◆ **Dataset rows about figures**

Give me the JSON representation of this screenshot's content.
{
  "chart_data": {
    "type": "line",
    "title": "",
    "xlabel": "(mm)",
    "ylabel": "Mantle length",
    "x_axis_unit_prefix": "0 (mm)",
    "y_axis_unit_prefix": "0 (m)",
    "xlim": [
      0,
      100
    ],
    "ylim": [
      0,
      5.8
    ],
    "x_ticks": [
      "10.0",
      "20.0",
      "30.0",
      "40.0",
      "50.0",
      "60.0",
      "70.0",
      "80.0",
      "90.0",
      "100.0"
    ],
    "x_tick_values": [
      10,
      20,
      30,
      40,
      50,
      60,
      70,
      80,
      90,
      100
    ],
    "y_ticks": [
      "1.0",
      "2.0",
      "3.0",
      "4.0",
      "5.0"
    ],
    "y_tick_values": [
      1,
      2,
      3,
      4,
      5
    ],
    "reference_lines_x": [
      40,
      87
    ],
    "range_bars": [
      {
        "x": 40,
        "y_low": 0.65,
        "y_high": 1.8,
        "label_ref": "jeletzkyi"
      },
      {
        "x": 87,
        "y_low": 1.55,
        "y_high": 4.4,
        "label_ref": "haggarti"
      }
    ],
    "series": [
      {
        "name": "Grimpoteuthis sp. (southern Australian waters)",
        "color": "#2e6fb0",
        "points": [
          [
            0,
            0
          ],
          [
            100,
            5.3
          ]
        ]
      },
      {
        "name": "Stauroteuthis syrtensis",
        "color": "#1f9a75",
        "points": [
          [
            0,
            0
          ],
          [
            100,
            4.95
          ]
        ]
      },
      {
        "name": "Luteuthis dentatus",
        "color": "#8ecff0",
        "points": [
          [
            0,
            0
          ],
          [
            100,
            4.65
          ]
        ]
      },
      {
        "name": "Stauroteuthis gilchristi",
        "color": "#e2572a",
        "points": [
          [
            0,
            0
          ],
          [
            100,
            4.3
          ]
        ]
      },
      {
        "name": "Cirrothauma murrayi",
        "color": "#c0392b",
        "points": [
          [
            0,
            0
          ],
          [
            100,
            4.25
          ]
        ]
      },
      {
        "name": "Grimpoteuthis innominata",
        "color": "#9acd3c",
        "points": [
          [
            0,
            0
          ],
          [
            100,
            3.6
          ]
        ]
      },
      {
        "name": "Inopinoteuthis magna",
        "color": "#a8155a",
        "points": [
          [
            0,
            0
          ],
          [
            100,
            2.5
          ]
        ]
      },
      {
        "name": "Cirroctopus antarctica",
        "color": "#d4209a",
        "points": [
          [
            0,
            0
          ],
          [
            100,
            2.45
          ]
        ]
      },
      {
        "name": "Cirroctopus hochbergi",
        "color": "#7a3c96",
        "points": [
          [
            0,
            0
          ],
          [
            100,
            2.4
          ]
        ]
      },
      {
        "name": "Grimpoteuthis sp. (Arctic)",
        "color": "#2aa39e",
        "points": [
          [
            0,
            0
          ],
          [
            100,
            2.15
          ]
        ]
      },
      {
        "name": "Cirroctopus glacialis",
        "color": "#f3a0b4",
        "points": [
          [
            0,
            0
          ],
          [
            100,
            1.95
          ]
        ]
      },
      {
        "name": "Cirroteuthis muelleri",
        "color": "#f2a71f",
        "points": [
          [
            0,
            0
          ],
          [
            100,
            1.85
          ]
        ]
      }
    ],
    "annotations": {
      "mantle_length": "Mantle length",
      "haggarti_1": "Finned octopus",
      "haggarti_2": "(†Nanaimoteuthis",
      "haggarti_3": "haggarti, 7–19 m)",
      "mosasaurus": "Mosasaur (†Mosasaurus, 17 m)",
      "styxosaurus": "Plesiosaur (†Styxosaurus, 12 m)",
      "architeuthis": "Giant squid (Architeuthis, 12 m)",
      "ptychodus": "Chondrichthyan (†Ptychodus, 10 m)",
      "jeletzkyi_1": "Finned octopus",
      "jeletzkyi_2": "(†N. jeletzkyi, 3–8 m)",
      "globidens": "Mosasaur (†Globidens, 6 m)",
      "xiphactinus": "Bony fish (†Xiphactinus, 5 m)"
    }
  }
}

◆ **Exercise objective**
Please restate the records in full, word for word.

◆ **Reply**
Give me the JSON representation of this screenshot's content.
{
  "chart_data": {
    "type": "line",
    "title": "",
    "xlabel": "(mm)",
    "ylabel": "Mantle length",
    "x_axis_unit_prefix": "0 (mm)",
    "y_axis_unit_prefix": "0 (m)",
    "xlim": [
      0,
      100
    ],
    "ylim": [
      0,
      5.8
    ],
    "x_ticks": [
      "10.0",
      "20.0",
      "30.0",
      "40.0",
      "50.0",
      "60.0",
      "70.0",
      "80.0",
      "90.0",
      "100.0"
    ],
    "x_tick_values": [
      10,
      20,
      30,
      40,
      50,
      60,
      70,
      80,
      90,
      100
    ],
    "y_ticks": [
      "1.0",
      "2.0",
      "3.0",
      "4.0",
      "5.0"
    ],
    "y_tick_values": [
      1,
      2,
      3,
      4,
      5
    ],
    "reference_lines_x": [
      40,
      87
    ],
    "range_bars": [
      {
        "x": 40,
        "y_low": 0.65,
        "y_high": 1.8,
        "label_ref": "jeletzkyi"
      },
      {
        "x": 87,
        "y_low": 1.55,
        "y_high": 4.4,
        "label_ref": "haggarti"
      }
    ],
    "series": [
      {
        "name": "Grimpoteuthis sp. (southern Australian waters)",
        "color": "#2e6fb0",
        "points": [
          [
            0,
            0
          ],
          [
            100,
            5.3
          ]
        ]
      },
      {
        "name": "Stauroteuthis syrtensis",
        "color": "#1f9a75",
        "points": [
          [
            0,
            0
          ],
          [
            100,
            4.95
          ]
        ]
      },
      {
        "name": "Luteuthis dentatus",
        "color": "#8ecff0",
        "points": [
          [
            0,
            0
          ],
          [
            100,
            4.65
          ]
        ]
      },
      {
        "name": "Stauroteuthis gilchristi",
        "color": "#e2572a",
        "points": [
          [
            0,
            0
          ],
          [
            100,
            4.3
          ]
        ]
      },
      {
        "name": "Cirrothauma murrayi",
        "color": "#c0392b",
        "points": [
          [
            0,
            0
          ],
          [
            100,
            4.25
          ]
        ]
      },
      {
        "name": "Grimpoteuthis innominata",
        "color": "#9acd3c",
        "points": [
          [
            0,
            0
          ],
          [
            100,
            3.6
          ]
        ]
      },
      {
        "name": "Inopinoteuthis magna",
        "color": "#a8155a",
        "points": [
          [
            0,
            0
          ],
          [
            100,
            2.5
          ]
        ]
      },
      {
        "name": "Cirroctopus antarctica",
        "color": "#d4209a",
        "points": [
          [
            0,
            0
          ],
          [
            100,
            2.45
          ]
        ]
      },
      {
        "name": "Cirroctopus hochbergi",
        "color": "#7a3c96",
        "points": [
          [
            0,
            0
          ],
          [
            100,
            2.4
          ]
        ]
      },
      {
        "name": "Grimpoteuthis sp. (Arctic)",
        "color": "#2aa39e",
        "points": [
          [
            0,
            0
          ],
          [
            100,
            2.15
          ]
        ]
      },
      {
        "name": "Cirroctopus glacialis",
        "color": "#f3a0b4",
        "points": [
          [
            0,
            0
          ],
          [
            100,
            1.95
          ]
        ]
      },
      {
        "name": "Cirroteuthis muelleri",
        "color": "#f2a71f",
        "points": [
          [
            0,
            0
          ],
          [
            100,
            1.85
          ]
        ]
      }
    ],
    "annotations": {
      "mantle_length": "Mantle length",
      "haggarti_1": "Finned octopus",
      "haggarti_2": "(†Nanaimoteuthis",
      "haggarti_3": "haggarti, 7–19 m)",
      "mosasaurus": "Mosasaur (†Mosasaurus, 17 m)",
      "styxosaurus": "Plesiosaur (†Styxosaurus, 12 m)",
      "architeuthis": "Giant squid (Architeuthis, 12 m)",
      "ptychodus": "Chondrichthyan (†Ptychodus, 10 m)",
      "jeletzkyi_1": "Finned octopus",
      "jeletzkyi_2": "(†N. jeletzkyi, 3–8 m)",
      "globidens": "Mosasaur (†Globidens, 6 m)",
      "xiphactinus": "Bony fish (†Xiphactinus, 5 m)"
    }
  }
}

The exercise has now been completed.